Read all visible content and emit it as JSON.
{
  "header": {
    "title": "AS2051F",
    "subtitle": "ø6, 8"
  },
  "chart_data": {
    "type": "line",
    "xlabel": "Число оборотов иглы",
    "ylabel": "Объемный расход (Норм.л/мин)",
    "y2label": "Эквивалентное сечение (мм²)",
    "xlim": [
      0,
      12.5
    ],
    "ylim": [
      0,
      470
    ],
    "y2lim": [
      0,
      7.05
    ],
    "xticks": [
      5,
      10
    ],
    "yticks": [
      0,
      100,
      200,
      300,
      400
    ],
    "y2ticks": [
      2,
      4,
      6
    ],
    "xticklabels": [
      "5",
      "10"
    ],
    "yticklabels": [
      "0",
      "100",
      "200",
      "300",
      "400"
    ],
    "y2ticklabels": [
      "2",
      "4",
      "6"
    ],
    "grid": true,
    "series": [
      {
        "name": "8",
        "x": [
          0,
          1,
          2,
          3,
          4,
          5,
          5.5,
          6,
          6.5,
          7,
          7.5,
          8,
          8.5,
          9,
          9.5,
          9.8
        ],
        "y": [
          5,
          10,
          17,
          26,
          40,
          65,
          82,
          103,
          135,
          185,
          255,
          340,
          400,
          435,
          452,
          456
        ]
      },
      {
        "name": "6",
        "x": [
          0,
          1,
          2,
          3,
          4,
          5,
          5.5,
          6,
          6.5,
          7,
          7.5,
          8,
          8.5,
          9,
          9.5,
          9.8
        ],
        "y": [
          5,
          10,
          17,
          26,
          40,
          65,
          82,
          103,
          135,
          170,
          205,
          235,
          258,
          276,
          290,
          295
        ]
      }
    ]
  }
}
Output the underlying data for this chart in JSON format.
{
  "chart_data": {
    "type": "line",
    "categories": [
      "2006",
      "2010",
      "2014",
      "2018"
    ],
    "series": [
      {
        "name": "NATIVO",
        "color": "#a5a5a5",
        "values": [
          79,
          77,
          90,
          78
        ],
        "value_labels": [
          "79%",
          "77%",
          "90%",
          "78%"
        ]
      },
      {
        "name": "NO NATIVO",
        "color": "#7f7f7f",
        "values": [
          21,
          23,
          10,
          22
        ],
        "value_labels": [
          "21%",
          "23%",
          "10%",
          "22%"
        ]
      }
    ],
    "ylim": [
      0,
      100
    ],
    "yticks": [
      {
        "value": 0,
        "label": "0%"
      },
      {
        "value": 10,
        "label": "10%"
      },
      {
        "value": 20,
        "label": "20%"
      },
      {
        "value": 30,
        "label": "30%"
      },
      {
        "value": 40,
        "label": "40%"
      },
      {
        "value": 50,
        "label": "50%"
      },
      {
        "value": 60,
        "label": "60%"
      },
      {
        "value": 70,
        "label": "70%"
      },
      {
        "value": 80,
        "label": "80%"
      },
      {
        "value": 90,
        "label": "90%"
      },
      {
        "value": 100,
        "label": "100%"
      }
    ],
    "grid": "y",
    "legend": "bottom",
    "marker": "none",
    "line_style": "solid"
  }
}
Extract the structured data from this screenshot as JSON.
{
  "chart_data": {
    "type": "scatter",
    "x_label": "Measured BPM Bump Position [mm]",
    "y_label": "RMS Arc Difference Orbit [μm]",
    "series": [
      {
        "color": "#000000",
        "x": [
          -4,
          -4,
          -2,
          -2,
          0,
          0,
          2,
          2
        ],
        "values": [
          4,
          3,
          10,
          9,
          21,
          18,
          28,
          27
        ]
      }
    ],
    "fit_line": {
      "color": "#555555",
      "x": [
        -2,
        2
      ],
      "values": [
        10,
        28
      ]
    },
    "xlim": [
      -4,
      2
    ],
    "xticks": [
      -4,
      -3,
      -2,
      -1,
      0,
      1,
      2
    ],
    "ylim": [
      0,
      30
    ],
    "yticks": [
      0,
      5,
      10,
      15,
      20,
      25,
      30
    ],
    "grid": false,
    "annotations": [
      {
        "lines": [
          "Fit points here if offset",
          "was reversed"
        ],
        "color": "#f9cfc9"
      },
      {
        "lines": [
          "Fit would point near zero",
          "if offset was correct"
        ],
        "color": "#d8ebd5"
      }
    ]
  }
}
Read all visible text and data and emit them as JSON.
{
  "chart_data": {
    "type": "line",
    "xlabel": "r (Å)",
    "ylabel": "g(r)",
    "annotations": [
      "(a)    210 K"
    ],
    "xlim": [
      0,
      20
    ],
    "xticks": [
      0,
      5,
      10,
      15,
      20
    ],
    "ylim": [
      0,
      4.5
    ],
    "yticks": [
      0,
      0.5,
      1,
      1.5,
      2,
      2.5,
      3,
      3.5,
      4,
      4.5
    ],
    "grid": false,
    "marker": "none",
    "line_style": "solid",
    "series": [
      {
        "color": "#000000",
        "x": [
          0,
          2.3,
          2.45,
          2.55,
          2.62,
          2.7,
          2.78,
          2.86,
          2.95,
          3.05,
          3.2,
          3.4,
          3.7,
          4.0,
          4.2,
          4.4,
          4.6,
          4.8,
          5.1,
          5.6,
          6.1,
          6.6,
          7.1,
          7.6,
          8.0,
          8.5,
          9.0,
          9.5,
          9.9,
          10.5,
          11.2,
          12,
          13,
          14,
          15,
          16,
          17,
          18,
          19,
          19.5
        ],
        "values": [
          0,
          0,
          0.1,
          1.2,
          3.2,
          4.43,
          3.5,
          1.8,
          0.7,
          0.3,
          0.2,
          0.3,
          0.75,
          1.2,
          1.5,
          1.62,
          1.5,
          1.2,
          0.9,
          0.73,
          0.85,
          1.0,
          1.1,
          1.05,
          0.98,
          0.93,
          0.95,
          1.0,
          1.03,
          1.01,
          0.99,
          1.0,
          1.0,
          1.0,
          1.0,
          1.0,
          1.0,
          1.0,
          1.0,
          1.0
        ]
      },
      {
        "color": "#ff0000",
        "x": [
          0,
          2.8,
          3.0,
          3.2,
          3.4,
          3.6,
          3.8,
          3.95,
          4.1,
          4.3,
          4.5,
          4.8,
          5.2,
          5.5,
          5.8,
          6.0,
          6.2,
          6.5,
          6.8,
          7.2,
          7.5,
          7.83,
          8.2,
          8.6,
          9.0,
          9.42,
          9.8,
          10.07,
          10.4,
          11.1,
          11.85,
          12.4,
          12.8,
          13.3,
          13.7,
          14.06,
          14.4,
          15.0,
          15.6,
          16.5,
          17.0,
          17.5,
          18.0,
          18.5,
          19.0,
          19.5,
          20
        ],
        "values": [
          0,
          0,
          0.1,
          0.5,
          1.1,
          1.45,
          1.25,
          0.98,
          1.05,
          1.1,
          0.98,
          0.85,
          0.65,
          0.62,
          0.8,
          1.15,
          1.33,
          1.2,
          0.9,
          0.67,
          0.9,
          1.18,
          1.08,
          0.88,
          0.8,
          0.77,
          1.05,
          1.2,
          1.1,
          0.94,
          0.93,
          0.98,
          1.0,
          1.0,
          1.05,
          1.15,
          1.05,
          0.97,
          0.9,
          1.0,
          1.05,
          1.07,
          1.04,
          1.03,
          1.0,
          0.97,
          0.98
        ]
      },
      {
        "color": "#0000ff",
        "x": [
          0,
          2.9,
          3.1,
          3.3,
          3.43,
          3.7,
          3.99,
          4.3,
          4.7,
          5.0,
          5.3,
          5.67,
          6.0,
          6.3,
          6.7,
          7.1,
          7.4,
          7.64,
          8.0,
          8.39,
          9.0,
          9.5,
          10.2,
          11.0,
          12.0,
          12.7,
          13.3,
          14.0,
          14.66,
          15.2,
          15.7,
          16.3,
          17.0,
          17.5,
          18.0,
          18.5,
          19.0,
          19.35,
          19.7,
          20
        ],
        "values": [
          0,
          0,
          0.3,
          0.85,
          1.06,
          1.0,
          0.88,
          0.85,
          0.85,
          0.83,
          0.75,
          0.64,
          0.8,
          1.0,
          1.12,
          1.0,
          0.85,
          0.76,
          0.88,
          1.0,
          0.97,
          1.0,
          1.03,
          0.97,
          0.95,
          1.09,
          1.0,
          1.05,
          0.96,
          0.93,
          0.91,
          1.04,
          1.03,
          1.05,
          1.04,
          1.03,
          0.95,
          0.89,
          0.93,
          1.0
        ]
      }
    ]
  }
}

..............................

__PROBLEM__.
Tally the lines of the records holding the word "name", then give only the resulting number.

__WRITTEN REPLY__.
4